*Short problem:* Go through the data below and copy it exactly, skipping every picture.

*** Data supplied

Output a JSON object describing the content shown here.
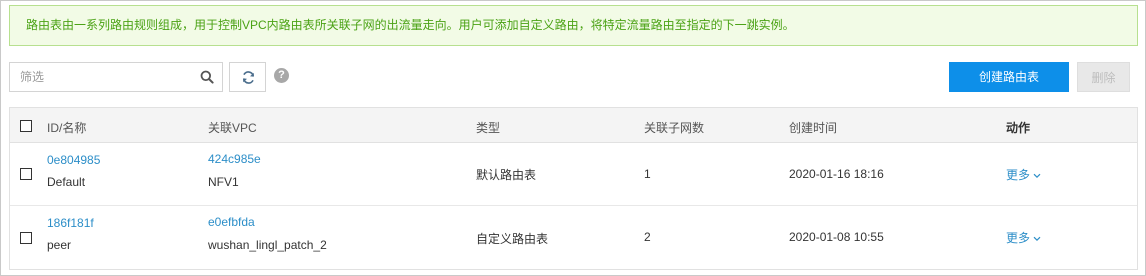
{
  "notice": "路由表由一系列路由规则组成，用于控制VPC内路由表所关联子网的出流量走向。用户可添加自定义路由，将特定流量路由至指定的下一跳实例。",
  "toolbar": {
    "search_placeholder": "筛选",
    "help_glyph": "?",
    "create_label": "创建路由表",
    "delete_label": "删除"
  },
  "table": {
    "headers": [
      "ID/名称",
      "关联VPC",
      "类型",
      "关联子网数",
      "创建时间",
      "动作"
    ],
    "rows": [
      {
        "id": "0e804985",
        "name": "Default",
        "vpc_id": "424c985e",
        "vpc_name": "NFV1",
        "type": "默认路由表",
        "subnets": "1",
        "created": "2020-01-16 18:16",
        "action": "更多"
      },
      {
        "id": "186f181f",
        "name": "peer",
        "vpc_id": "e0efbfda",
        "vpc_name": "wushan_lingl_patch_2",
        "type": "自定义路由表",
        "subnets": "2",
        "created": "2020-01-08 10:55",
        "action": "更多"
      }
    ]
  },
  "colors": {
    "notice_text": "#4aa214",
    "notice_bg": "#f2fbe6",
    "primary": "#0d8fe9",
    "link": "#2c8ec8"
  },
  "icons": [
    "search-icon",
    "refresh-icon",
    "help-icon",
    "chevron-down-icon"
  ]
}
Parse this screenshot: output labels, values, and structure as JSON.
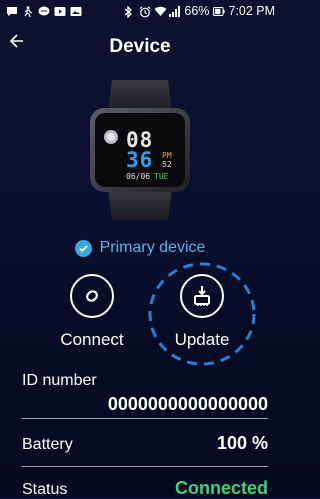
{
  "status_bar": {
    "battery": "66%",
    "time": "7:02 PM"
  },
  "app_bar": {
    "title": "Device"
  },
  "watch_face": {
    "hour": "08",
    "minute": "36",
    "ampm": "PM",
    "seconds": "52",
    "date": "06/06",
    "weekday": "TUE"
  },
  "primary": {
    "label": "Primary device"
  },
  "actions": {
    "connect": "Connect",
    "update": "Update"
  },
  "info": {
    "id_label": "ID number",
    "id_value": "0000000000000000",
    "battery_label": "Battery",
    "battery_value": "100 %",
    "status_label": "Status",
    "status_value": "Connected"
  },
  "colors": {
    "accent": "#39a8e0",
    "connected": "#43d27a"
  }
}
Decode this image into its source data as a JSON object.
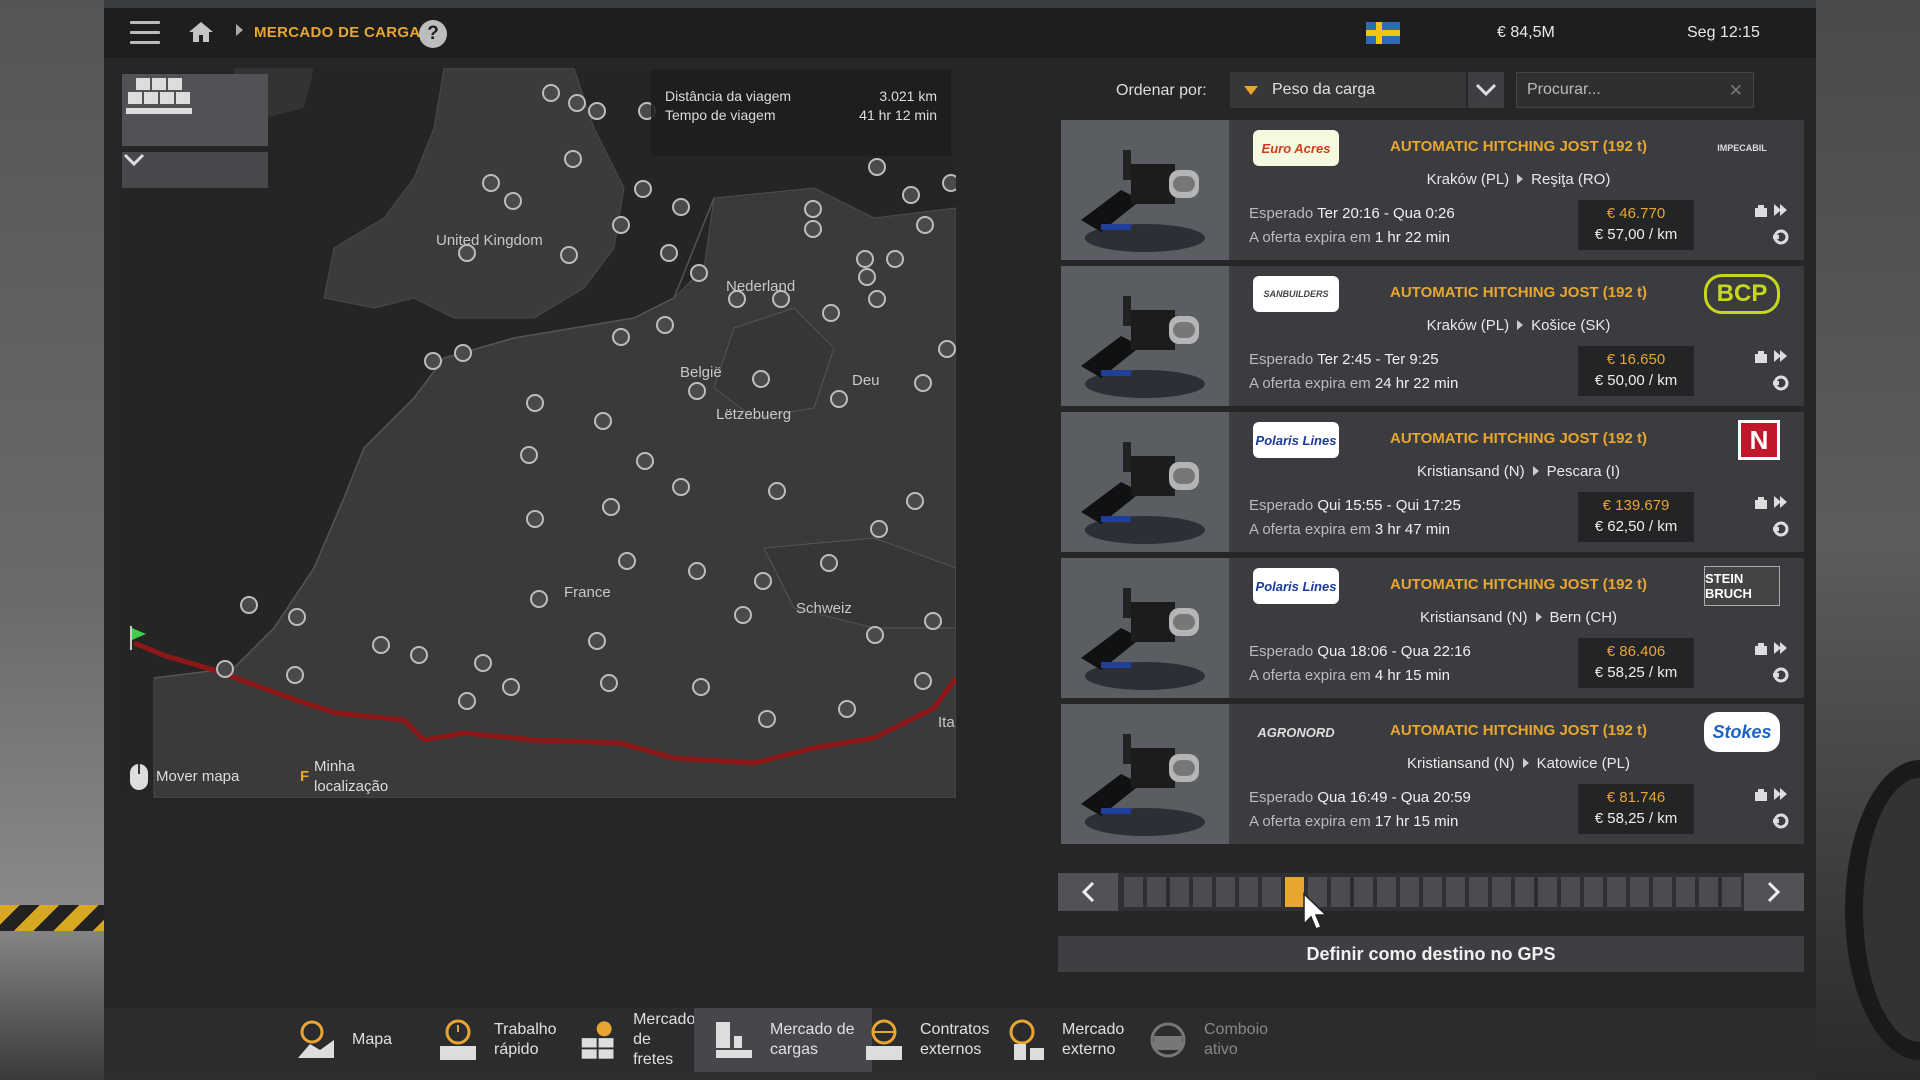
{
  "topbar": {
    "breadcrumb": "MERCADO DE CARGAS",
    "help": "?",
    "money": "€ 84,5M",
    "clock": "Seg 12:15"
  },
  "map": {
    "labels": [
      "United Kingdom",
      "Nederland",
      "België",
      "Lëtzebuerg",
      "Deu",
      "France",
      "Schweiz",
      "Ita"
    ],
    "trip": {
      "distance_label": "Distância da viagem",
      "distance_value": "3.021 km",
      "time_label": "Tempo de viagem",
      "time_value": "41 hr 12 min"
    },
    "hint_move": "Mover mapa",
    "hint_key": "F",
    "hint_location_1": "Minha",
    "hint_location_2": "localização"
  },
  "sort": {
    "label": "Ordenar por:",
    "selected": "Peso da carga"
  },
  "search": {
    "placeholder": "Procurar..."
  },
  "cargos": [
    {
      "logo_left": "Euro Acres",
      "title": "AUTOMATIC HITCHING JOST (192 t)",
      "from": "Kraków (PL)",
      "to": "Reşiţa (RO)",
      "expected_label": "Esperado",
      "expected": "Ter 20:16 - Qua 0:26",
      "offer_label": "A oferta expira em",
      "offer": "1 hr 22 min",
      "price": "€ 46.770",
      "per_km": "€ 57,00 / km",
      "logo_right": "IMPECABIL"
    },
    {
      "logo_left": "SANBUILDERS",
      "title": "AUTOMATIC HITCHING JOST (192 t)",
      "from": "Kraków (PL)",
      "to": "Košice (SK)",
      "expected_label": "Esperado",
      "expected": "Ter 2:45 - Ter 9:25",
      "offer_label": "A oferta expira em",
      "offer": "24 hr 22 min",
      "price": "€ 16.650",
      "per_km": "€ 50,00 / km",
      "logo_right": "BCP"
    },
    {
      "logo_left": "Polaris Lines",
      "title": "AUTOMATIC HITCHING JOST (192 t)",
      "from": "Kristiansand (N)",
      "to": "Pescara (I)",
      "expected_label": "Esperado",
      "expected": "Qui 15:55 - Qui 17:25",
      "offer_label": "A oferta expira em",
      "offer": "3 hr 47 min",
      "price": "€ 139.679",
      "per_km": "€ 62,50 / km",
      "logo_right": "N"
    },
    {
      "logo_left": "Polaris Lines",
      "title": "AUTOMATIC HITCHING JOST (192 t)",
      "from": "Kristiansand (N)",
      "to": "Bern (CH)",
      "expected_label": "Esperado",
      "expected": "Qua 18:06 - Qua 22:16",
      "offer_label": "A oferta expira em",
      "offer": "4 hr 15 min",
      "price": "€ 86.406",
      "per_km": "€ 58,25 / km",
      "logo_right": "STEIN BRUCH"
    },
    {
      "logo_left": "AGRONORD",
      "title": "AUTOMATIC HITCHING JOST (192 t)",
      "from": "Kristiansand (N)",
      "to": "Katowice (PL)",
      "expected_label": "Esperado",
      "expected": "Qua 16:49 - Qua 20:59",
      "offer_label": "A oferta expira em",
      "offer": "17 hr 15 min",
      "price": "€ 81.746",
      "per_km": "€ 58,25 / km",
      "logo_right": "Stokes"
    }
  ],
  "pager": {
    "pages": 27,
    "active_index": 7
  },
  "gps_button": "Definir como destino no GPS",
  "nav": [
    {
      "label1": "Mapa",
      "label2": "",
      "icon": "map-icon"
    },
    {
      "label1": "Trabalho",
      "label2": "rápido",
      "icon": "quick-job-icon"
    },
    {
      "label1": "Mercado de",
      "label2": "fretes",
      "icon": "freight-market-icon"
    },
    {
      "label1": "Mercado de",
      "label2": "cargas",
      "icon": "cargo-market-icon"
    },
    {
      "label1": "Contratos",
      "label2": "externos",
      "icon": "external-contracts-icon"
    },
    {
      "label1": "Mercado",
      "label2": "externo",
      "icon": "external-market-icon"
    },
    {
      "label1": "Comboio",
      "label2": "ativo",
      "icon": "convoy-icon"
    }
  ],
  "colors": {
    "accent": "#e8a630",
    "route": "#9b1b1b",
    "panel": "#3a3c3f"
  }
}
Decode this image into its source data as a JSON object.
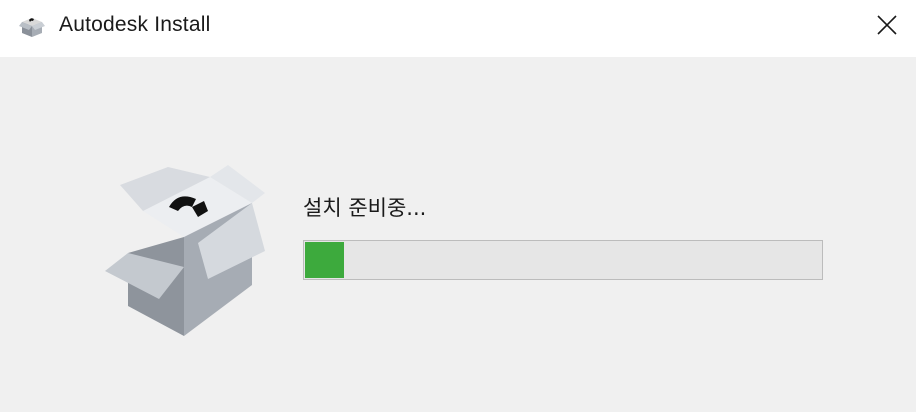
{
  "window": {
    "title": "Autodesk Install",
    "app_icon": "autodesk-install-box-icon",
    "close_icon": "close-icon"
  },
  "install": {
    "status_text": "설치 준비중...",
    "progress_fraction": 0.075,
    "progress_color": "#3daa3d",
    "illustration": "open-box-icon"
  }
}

******

*Output for this exercise:*
Output a JSON object describing the content shown here.
{
  "notice": "路由表由一系列路由规则组成，用于控制VPC内路由表所关联子网的出流量走向。用户可添加自定义路由，将特定流量路由至指定的下一跳实例。",
  "toolbar": {
    "search_placeholder": "筛选",
    "help_glyph": "?",
    "create_label": "创建路由表",
    "delete_label": "删除"
  },
  "table": {
    "headers": [
      "ID/名称",
      "关联VPC",
      "类型",
      "关联子网数",
      "创建时间",
      "动作"
    ],
    "rows": [
      {
        "id": "0e804985",
        "name": "Default",
        "vpc_id": "424c985e",
        "vpc_name": "NFV1",
        "type": "默认路由表",
        "subnets": "1",
        "created": "2020-01-16 18:16",
        "action": "更多"
      },
      {
        "id": "186f181f",
        "name": "peer",
        "vpc_id": "e0efbfda",
        "vpc_name": "wushan_lingl_patch_2",
        "type": "自定义路由表",
        "subnets": "2",
        "created": "2020-01-08 10:55",
        "action": "更多"
      }
    ]
  },
  "colors": {
    "notice_text": "#4aa214",
    "notice_bg": "#f2fbe6",
    "primary": "#0d8fe9",
    "link": "#2c8ec8"
  },
  "icons": [
    "search-icon",
    "refresh-icon",
    "help-icon",
    "chevron-down-icon"
  ]
}
Parse this screenshot: output labels, values, and structure as JSON.
{
  "status_bar": {
    "battery": "66%",
    "time": "7:02 PM"
  },
  "app_bar": {
    "title": "Device"
  },
  "watch_face": {
    "hour": "08",
    "minute": "36",
    "ampm": "PM",
    "seconds": "52",
    "date": "06/06",
    "weekday": "TUE"
  },
  "primary": {
    "label": "Primary device"
  },
  "actions": {
    "connect": "Connect",
    "update": "Update"
  },
  "info": {
    "id_label": "ID number",
    "id_value": "0000000000000000",
    "battery_label": "Battery",
    "battery_value": "100 %",
    "status_label": "Status",
    "status_value": "Connected"
  },
  "colors": {
    "accent": "#39a8e0",
    "connected": "#43d27a"
  }
}
Decode this image into its source data as a JSON object.
{
  "topbar": {
    "breadcrumb": "MERCADO DE CARGAS",
    "help": "?",
    "money": "€ 84,5M",
    "clock": "Seg 12:15"
  },
  "map": {
    "labels": [
      "United Kingdom",
      "Nederland",
      "België",
      "Lëtzebuerg",
      "Deu",
      "France",
      "Schweiz",
      "Ita"
    ],
    "trip": {
      "distance_label": "Distância da viagem",
      "distance_value": "3.021 km",
      "time_label": "Tempo de viagem",
      "time_value": "41 hr 12 min"
    },
    "hint_move": "Mover mapa",
    "hint_key": "F",
    "hint_location_1": "Minha",
    "hint_location_2": "localização"
  },
  "sort": {
    "label": "Ordenar por:",
    "selected": "Peso da carga"
  },
  "search": {
    "placeholder": "Procurar..."
  },
  "cargos": [
    {
      "logo_left": "Euro Acres",
      "title": "AUTOMATIC HITCHING JOST (192 t)",
      "from": "Kraków (PL)",
      "to": "Reşiţa (RO)",
      "expected_label": "Esperado",
      "expected": "Ter 20:16 - Qua 0:26",
      "offer_label": "A oferta expira em",
      "offer": "1 hr 22 min",
      "price": "€ 46.770",
      "per_km": "€ 57,00 / km",
      "logo_right": "IMPECABIL"
    },
    {
      "logo_left": "SANBUILDERS",
      "title": "AUTOMATIC HITCHING JOST (192 t)",
      "from": "Kraków (PL)",
      "to": "Košice (SK)",
      "expected_label": "Esperado",
      "expected": "Ter 2:45 - Ter 9:25",
      "offer_label": "A oferta expira em",
      "offer": "24 hr 22 min",
      "price": "€ 16.650",
      "per_km": "€ 50,00 / km",
      "logo_right": "BCP"
    },
    {
      "logo_left": "Polaris Lines",
      "title": "AUTOMATIC HITCHING JOST (192 t)",
      "from": "Kristiansand (N)",
      "to": "Pescara (I)",
      "expected_label": "Esperado",
      "expected": "Qui 15:55 - Qui 17:25",
      "offer_label": "A oferta expira em",
      "offer": "3 hr 47 min",
      "price": "€ 139.679",
      "per_km": "€ 62,50 / km",
      "logo_right": "N"
    },
    {
      "logo_left": "Polaris Lines",
      "title": "AUTOMATIC HITCHING JOST (192 t)",
      "from": "Kristiansand (N)",
      "to": "Bern (CH)",
      "expected_label": "Esperado",
      "expected": "Qua 18:06 - Qua 22:16",
      "offer_label": "A oferta expira em",
      "offer": "4 hr 15 min",
      "price": "€ 86.406",
      "per_km": "€ 58,25 / km",
      "logo_right": "STEIN BRUCH"
    },
    {
      "logo_left": "AGRONORD",
      "title": "AUTOMATIC HITCHING JOST (192 t)",
      "from": "Kristiansand (N)",
      "to": "Katowice (PL)",
      "expected_label": "Esperado",
      "expected": "Qua 16:49 - Qua 20:59",
      "offer_label": "A oferta expira em",
      "offer": "17 hr 15 min",
      "price": "€ 81.746",
      "per_km": "€ 58,25 / km",
      "logo_right": "Stokes"
    }
  ],
  "pager": {
    "pages": 27,
    "active_index": 7
  },
  "gps_button": "Definir como destino no GPS",
  "nav": [
    {
      "label1": "Mapa",
      "label2": "",
      "icon": "map-icon"
    },
    {
      "label1": "Trabalho",
      "label2": "rápido",
      "icon": "quick-job-icon"
    },
    {
      "label1": "Mercado de",
      "label2": "fretes",
      "icon": "freight-market-icon"
    },
    {
      "label1": "Mercado de",
      "label2": "cargas",
      "icon": "cargo-market-icon"
    },
    {
      "label1": "Contratos",
      "label2": "externos",
      "icon": "external-contracts-icon"
    },
    {
      "label1": "Mercado",
      "label2": "externo",
      "icon": "external-market-icon"
    },
    {
      "label1": "Comboio",
      "label2": "ativo",
      "icon": "convoy-icon"
    }
  ],
  "colors": {
    "accent": "#e8a630",
    "route": "#9b1b1b",
    "panel": "#3a3c3f"
  }
}
Decode this image into its source data as a JSON object.
{
  "window": {
    "title": "Autodesk Install",
    "app_icon": "autodesk-install-box-icon",
    "close_icon": "close-icon"
  },
  "install": {
    "status_text": "설치 준비중...",
    "progress_fraction": 0.075,
    "progress_color": "#3daa3d",
    "illustration": "open-box-icon"
  }
}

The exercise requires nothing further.